=== WHAT IS EXPECTED ===
Transcribe the entries below exactly.

====== PROVIDED DATA

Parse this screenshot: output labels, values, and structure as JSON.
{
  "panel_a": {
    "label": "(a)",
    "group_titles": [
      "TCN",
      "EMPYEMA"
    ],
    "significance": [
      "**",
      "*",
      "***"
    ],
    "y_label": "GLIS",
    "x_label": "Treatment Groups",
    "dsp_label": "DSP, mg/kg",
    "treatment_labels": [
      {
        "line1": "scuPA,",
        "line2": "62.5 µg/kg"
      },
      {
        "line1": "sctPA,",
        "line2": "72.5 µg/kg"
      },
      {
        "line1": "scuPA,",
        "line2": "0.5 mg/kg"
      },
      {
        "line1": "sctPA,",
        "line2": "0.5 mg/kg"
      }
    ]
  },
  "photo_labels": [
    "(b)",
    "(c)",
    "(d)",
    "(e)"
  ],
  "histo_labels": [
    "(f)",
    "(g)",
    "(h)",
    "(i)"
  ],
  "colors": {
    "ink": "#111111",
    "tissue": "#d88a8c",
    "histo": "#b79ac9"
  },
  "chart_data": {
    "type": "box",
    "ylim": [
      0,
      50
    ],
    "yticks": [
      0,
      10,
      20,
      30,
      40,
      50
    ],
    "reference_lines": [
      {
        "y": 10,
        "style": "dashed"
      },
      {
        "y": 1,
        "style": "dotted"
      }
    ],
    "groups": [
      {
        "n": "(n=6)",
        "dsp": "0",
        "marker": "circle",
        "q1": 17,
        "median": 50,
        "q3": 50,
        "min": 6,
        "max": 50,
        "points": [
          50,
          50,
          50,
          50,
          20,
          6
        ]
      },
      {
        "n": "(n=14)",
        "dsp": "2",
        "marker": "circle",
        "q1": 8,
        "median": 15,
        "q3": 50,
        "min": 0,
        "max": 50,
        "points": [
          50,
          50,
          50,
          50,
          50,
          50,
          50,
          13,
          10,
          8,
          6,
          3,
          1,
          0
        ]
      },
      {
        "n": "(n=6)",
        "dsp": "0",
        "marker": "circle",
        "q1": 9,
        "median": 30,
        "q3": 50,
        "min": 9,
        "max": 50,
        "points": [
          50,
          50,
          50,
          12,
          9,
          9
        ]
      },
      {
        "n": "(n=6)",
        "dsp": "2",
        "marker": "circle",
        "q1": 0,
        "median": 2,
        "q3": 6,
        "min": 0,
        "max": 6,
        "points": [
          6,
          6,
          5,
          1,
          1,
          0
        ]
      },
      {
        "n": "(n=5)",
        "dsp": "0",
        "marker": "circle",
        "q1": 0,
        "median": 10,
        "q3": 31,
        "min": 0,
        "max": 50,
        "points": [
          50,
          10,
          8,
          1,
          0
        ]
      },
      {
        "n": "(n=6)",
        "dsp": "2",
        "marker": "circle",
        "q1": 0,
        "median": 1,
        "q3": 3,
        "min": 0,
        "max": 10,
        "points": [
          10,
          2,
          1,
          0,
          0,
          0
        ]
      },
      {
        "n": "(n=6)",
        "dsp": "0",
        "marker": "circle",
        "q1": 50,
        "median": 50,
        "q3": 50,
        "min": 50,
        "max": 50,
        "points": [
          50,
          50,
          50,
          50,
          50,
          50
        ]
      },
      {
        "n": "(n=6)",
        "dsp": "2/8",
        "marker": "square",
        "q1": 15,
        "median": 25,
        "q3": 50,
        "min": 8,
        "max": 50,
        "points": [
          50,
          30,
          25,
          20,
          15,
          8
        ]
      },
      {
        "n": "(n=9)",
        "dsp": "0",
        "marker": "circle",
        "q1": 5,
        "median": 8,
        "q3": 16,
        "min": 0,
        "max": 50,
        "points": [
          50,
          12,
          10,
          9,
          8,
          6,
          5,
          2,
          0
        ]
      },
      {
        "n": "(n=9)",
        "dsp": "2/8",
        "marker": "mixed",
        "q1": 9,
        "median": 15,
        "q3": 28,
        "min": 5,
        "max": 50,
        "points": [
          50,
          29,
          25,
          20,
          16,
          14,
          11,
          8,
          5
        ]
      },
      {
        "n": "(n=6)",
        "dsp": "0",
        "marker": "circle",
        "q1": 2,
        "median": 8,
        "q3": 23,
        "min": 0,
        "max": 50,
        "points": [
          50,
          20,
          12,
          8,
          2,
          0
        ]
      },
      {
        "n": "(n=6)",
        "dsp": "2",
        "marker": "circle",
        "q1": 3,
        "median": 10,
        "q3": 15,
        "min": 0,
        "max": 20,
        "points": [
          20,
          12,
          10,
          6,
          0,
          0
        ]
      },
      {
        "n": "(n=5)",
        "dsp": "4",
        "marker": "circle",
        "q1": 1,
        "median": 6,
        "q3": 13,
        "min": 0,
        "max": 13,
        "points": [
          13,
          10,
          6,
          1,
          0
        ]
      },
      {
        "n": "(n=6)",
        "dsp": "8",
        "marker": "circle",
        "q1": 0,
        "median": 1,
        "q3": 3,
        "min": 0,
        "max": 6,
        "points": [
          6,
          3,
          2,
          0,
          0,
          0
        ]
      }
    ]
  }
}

============

=== RESULT OF THIS TASK ===
Parse this screenshot: output labels, values, and structure as JSON.
{
  "panel_a": {
    "label": "(a)",
    "group_titles": [
      "TCN",
      "EMPYEMA"
    ],
    "significance": [
      "**",
      "*",
      "***"
    ],
    "y_label": "GLIS",
    "x_label": "Treatment Groups",
    "dsp_label": "DSP, mg/kg",
    "treatment_labels": [
      {
        "line1": "scuPA,",
        "line2": "62.5 µg/kg"
      },
      {
        "line1": "sctPA,",
        "line2": "72.5 µg/kg"
      },
      {
        "line1": "scuPA,",
        "line2": "0.5 mg/kg"
      },
      {
        "line1": "sctPA,",
        "line2": "0.5 mg/kg"
      }
    ]
  },
  "photo_labels": [
    "(b)",
    "(c)",
    "(d)",
    "(e)"
  ],
  "histo_labels": [
    "(f)",
    "(g)",
    "(h)",
    "(i)"
  ],
  "colors": {
    "ink": "#111111",
    "tissue": "#d88a8c",
    "histo": "#b79ac9"
  },
  "chart_data": {
    "type": "box",
    "ylim": [
      0,
      50
    ],
    "yticks": [
      0,
      10,
      20,
      30,
      40,
      50
    ],
    "reference_lines": [
      {
        "y": 10,
        "style": "dashed"
      },
      {
        "y": 1,
        "style": "dotted"
      }
    ],
    "groups": [
      {
        "n": "(n=6)",
        "dsp": "0",
        "marker": "circle",
        "q1": 17,
        "median": 50,
        "q3": 50,
        "min": 6,
        "max": 50,
        "points": [
          50,
          50,
          50,
          50,
          20,
          6
        ]
      },
      {
        "n": "(n=14)",
        "dsp": "2",
        "marker": "circle",
        "q1": 8,
        "median": 15,
        "q3": 50,
        "min": 0,
        "max": 50,
        "points": [
          50,
          50,
          50,
          50,
          50,
          50,
          50,
          13,
          10,
          8,
          6,
          3,
          1,
          0
        ]
      },
      {
        "n": "(n=6)",
        "dsp": "0",
        "marker": "circle",
        "q1": 9,
        "median": 30,
        "q3": 50,
        "min": 9,
        "max": 50,
        "points": [
          50,
          50,
          50,
          12,
          9,
          9
        ]
      },
      {
        "n": "(n=6)",
        "dsp": "2",
        "marker": "circle",
        "q1": 0,
        "median": 2,
        "q3": 6,
        "min": 0,
        "max": 6,
        "points": [
          6,
          6,
          5,
          1,
          1,
          0
        ]
      },
      {
        "n": "(n=5)",
        "dsp": "0",
        "marker": "circle",
        "q1": 0,
        "median": 10,
        "q3": 31,
        "min": 0,
        "max": 50,
        "points": [
          50,
          10,
          8,
          1,
          0
        ]
      },
      {
        "n": "(n=6)",
        "dsp": "2",
        "marker": "circle",
        "q1": 0,
        "median": 1,
        "q3": 3,
        "min": 0,
        "max": 10,
        "points": [
          10,
          2,
          1,
          0,
          0,
          0
        ]
      },
      {
        "n": "(n=6)",
        "dsp": "0",
        "marker": "circle",
        "q1": 50,
        "median": 50,
        "q3": 50,
        "min": 50,
        "max": 50,
        "points": [
          50,
          50,
          50,
          50,
          50,
          50
        ]
      },
      {
        "n": "(n=6)",
        "dsp": "2/8",
        "marker": "square",
        "q1": 15,
        "median": 25,
        "q3": 50,
        "min": 8,
        "max": 50,
        "points": [
          50,
          30,
          25,
          20,
          15,
          8
        ]
      },
      {
        "n": "(n=9)",
        "dsp": "0",
        "marker": "circle",
        "q1": 5,
        "median": 8,
        "q3": 16,
        "min": 0,
        "max": 50,
        "points": [
          50,
          12,
          10,
          9,
          8,
          6,
          5,
          2,
          0
        ]
      },
      {
        "n": "(n=9)",
        "dsp": "2/8",
        "marker": "mixed",
        "q1": 9,
        "median": 15,
        "q3": 28,
        "min": 5,
        "max": 50,
        "points": [
          50,
          29,
          25,
          20,
          16,
          14,
          11,
          8,
          5
        ]
      },
      {
        "n": "(n=6)",
        "dsp": "0",
        "marker": "circle",
        "q1": 2,
        "median": 8,
        "q3": 23,
        "min": 0,
        "max": 50,
        "points": [
          50,
          20,
          12,
          8,
          2,
          0
        ]
      },
      {
        "n": "(n=6)",
        "dsp": "2",
        "marker": "circle",
        "q1": 3,
        "median": 10,
        "q3": 15,
        "min": 0,
        "max": 20,
        "points": [
          20,
          12,
          10,
          6,
          0,
          0
        ]
      },
      {
        "n": "(n=5)",
        "dsp": "4",
        "marker": "circle",
        "q1": 1,
        "median": 6,
        "q3": 13,
        "min": 0,
        "max": 13,
        "points": [
          13,
          10,
          6,
          1,
          0
        ]
      },
      {
        "n": "(n=6)",
        "dsp": "8",
        "marker": "circle",
        "q1": 0,
        "median": 1,
        "q3": 3,
        "min": 0,
        "max": 6,
        "points": [
          6,
          3,
          2,
          0,
          0,
          0
        ]
      }
    ]
  }
}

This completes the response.